## START SUPPLIED ENTRIES

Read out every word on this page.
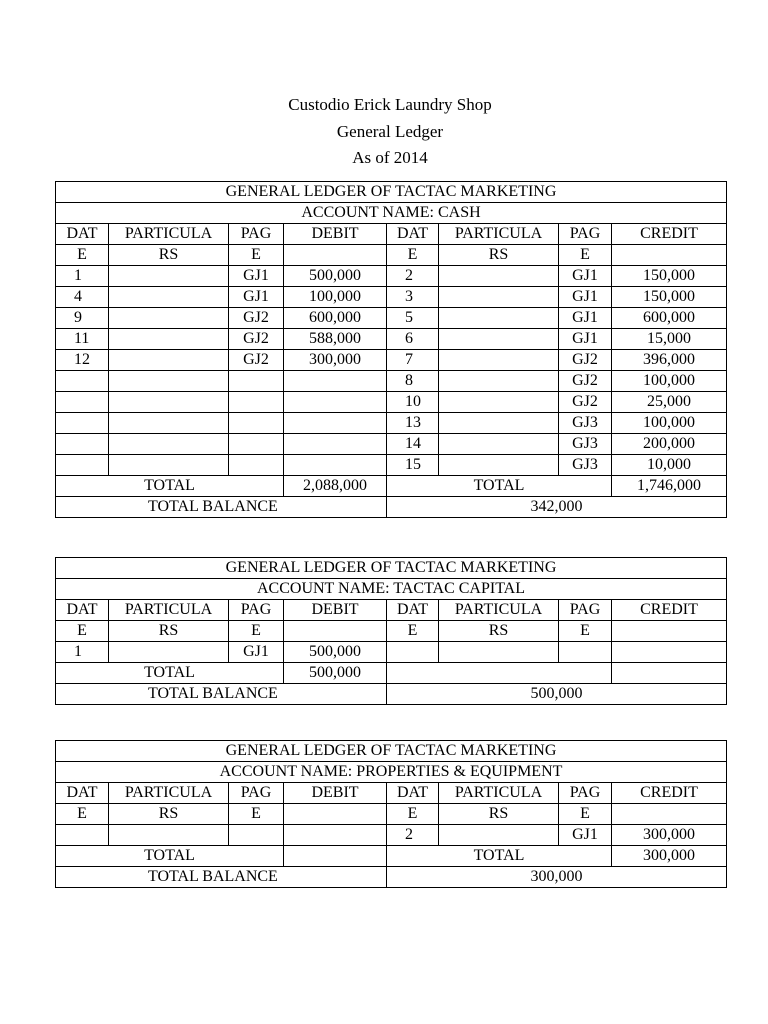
Custodio Erick Laundry Shop
General Ledger
As of 2014
GENERAL LEDGER OF TACTAC MARKETING							
ACCOUNT NAME: CASH							
DAT	PARTICULA	PAG	DEBIT	DAT	PARTICULA	PAG	CREDIT
E	RS	E		E	RS	E	
1		GJ1	500,000	2		GJ1	150,000
4		GJ1	100,000	3		GJ1	150,000
9		GJ2	600,000	5		GJ1	600,000
11		GJ2	588,000	6		GJ1	15,000
12		GJ2	300,000	7		GJ2	396,000
				8		GJ2	100,000
				10		GJ2	25,000
				13		GJ3	100,000
				14		GJ3	200,000
				15		GJ3	10,000
TOTAL			2,088,000	TOTAL			1,746,000
TOTAL BALANCE				342,000			
GENERAL LEDGER OF TACTAC MARKETING							
ACCOUNT NAME: TACTAC CAPITAL							
DAT	PARTICULA	PAG	DEBIT	DAT	PARTICULA	PAG	CREDIT
E	RS	E		E	RS	E	
1		GJ1	500,000				
TOTAL			500,000				
TOTAL BALANCE				500,000			
GENERAL LEDGER OF TACTAC MARKETING							
ACCOUNT NAME: PROPERTIES & EQUIPMENT							
DAT	PARTICULA	PAG	DEBIT	DAT	PARTICULA	PAG	CREDIT
E	RS	E		E	RS	E	
				2		GJ1	300,000
TOTAL				TOTAL			300,000
TOTAL BALANCE				300,000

## END SUPPLIED ENTRIES

* **WORK TO BE COMPLETED**: The data above needs to be retyped exactly, with the images left out.

* **TASK RESULT**:
Read out every word on this page.
Custodio Erick Laundry Shop
General Ledger
As of 2014
GENERAL LEDGER OF TACTAC MARKETING							
ACCOUNT NAME: CASH							
DAT	PARTICULA	PAG	DEBIT	DAT	PARTICULA	PAG	CREDIT
E	RS	E		E	RS	E	
1		GJ1	500,000	2		GJ1	150,000
4		GJ1	100,000	3		GJ1	150,000
9		GJ2	600,000	5		GJ1	600,000
11		GJ2	588,000	6		GJ1	15,000
12		GJ2	300,000	7		GJ2	396,000
				8		GJ2	100,000
				10		GJ2	25,000
				13		GJ3	100,000
				14		GJ3	200,000
				15		GJ3	10,000
TOTAL			2,088,000	TOTAL			1,746,000
TOTAL BALANCE				342,000			
GENERAL LEDGER OF TACTAC MARKETING							
ACCOUNT NAME: TACTAC CAPITAL							
DAT	PARTICULA	PAG	DEBIT	DAT	PARTICULA	PAG	CREDIT
E	RS	E		E	RS	E	
1		GJ1	500,000				
TOTAL			500,000				
TOTAL BALANCE				500,000			
GENERAL LEDGER OF TACTAC MARKETING							
ACCOUNT NAME: PROPERTIES & EQUIPMENT							
DAT	PARTICULA	PAG	DEBIT	DAT	PARTICULA	PAG	CREDIT
E	RS	E		E	RS	E	
				2		GJ1	300,000
TOTAL				TOTAL			300,000
TOTAL BALANCE				300,000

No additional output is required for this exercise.